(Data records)
****************************************

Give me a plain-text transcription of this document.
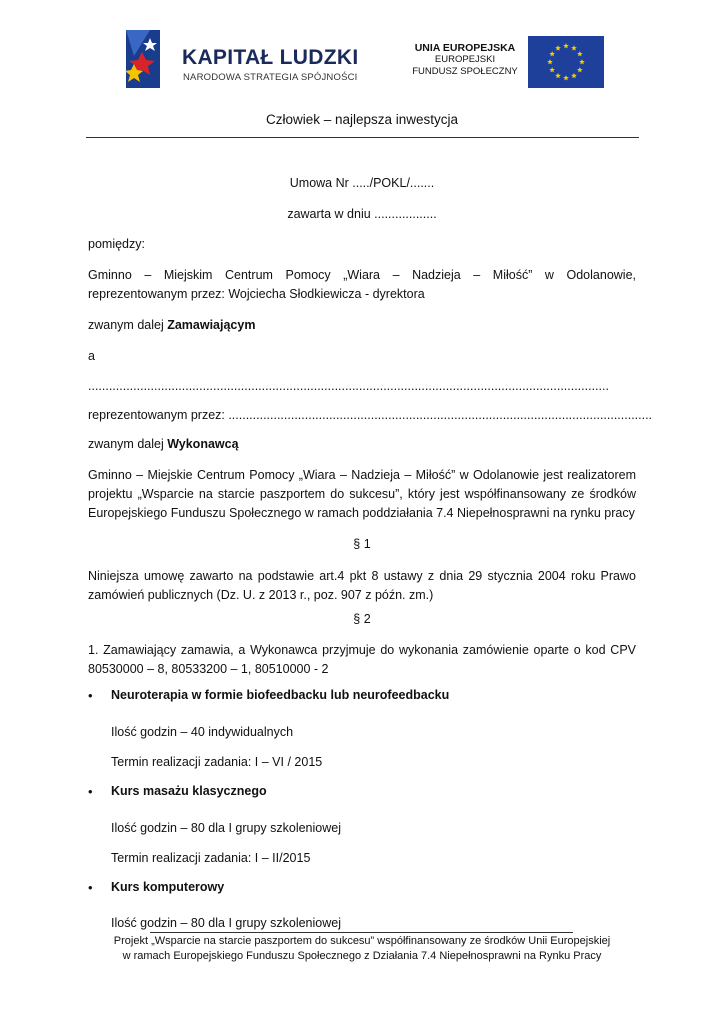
KAPITAŁ LUDZKI
NARODOWA STRATEGIA SPÓJNOŚCI
UNIA EUROPEJSKA
EUROPEJSKI
FUNDUSZ SPOŁECZNY
Człowiek – najlepsza inwestycja
Umowa Nr ...../POKL/.......
zawarta w dniu ..................
pomiędzy:
Gminno – Miejskim Centrum Pomocy „Wiara – Nadzieja – Miłość” w Odolanowie, reprezentowanym przez: Wojciecha Słodkiewicza - dyrektora
zwanym dalej Zamawiającym
a
......................................................................................................................................................
reprezentowanym przez: ..........................................................................................................................
zwanym dalej Wykonawcą
Gminno – Miejskie Centrum Pomocy „Wiara – Nadzieja – Miłość” w Odolanowie jest realizatorem projektu „Wsparcie na starcie paszportem do sukcesu”, który jest współfinansowany ze środków Europejskiego Funduszu Społecznego w ramach poddziałania 7.4 Niepełnosprawni na rynku pracy
§ 1
Niniejsza umowę zawarto na podstawie art.4 pkt 8 ustawy z dnia 29 stycznia 2004 roku Prawo zamówień publicznych (Dz. U. z 2013 r., poz. 907 z późn. zm.)
§ 2
1. Zamawiający zamawia, a Wykonawca przyjmuje do wykonania zamówienie oparte o kod CPV 80530000 – 8, 80533200 – 1, 80510000 - 2
• Neuroterapia w formie biofeedbacku lub neurofeedbacku
Ilość godzin – 40 indywidualnych
Termin realizacji zadania: I – VI / 2015
• Kurs masażu klasycznego
Ilość godzin – 80 dla I grupy szkoleniowej
Termin realizacji zadania: I – II/2015
• Kurs komputerowy
Ilość godzin – 80 dla I grupy szkoleniowej
Projekt „Wsparcie na starcie paszportem do sukcesu” współfinansowany ze środków Unii Europejskiej
w ramach Europejskiego Funduszu Społecznego z Działania 7.4 Niepełnosprawni na Rynku Pracy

****************************************

**TASK DIRECTIONS**
Pick out the lines above that hold the string "Pomocy" and show them.

**WRITTEN ANSWER**
Gminno – Miejskim Centrum Pomocy „Wiara – Nadzieja – Miłość” w Odolanowie, reprezentowanym przez: Wojciecha Słodkiewicza - dyrektora
Gminno – Miejskie Centrum Pomocy „Wiara – Nadzieja – Miłość” w Odolanowie jest realizatorem projektu „Wsparcie na starcie paszportem do sukcesu”, który jest współfinansowany ze środków Europejskiego Funduszu Społecznego w ramach poddziałania 7.4 Niepełnosprawni na rynku pracy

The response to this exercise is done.